Raw records =>

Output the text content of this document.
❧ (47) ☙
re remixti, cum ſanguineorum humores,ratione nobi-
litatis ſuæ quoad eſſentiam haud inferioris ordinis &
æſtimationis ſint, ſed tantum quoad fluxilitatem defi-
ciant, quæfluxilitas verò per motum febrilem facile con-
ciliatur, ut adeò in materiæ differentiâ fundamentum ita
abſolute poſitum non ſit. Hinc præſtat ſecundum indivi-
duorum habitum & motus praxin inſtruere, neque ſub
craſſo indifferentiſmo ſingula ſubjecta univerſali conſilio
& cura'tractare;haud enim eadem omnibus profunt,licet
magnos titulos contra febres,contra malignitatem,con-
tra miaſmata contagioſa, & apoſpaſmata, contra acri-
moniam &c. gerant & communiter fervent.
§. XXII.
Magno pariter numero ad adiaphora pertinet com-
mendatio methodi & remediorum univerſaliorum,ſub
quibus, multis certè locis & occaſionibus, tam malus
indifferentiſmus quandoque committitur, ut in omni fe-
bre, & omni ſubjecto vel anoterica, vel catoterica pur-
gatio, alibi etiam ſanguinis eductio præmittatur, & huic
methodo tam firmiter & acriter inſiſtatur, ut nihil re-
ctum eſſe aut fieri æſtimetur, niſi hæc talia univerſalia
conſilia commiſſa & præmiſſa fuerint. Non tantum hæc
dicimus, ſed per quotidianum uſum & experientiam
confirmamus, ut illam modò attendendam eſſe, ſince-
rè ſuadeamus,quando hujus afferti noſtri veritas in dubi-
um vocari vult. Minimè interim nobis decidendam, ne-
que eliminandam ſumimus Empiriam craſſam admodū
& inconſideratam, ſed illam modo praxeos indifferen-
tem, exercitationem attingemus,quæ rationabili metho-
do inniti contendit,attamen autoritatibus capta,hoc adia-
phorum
--
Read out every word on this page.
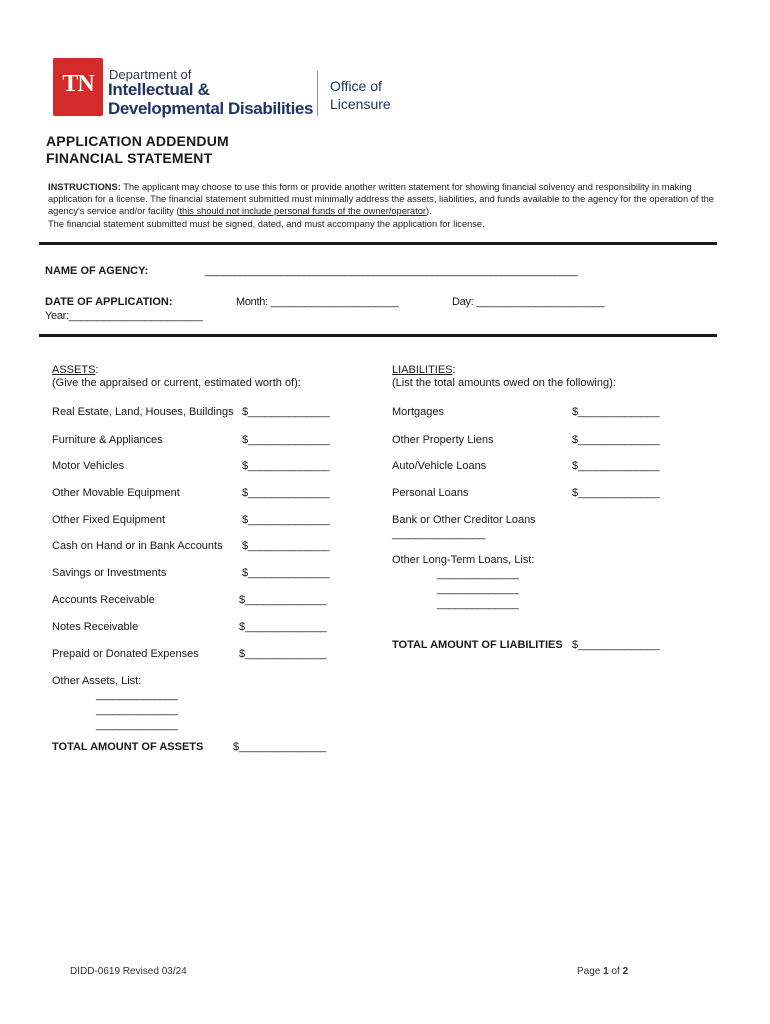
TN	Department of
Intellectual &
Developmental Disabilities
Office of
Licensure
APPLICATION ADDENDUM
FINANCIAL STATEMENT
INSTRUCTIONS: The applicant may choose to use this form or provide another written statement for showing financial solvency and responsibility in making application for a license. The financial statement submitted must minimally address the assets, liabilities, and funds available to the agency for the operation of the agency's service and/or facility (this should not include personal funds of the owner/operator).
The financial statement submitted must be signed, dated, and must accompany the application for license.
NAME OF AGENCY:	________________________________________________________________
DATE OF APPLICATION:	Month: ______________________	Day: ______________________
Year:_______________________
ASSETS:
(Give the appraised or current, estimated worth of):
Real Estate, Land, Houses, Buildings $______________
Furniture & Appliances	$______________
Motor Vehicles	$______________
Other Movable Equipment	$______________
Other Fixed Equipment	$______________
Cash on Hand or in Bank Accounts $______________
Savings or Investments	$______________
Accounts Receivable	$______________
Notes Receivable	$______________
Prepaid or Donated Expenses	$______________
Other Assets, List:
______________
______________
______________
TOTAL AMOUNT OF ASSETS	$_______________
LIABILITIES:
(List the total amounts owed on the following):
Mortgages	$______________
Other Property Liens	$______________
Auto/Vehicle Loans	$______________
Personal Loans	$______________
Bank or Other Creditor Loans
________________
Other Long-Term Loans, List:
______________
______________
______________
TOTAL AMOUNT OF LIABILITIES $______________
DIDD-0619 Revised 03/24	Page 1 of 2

Problem description =>
Copy each line in the data that holds the word "license".

Exercise response =>
INSTRUCTIONS: The applicant may choose to use this form or provide another written statement for showing financial solvency and responsibility in making application for a license. The financial statement submitted must minimally address the assets, liabilities, and funds available to the agency for the operation of the agency's service and/or facility (this should not include personal funds of the owner/operator).
The financial statement submitted must be signed, dated, and must accompany the application for license.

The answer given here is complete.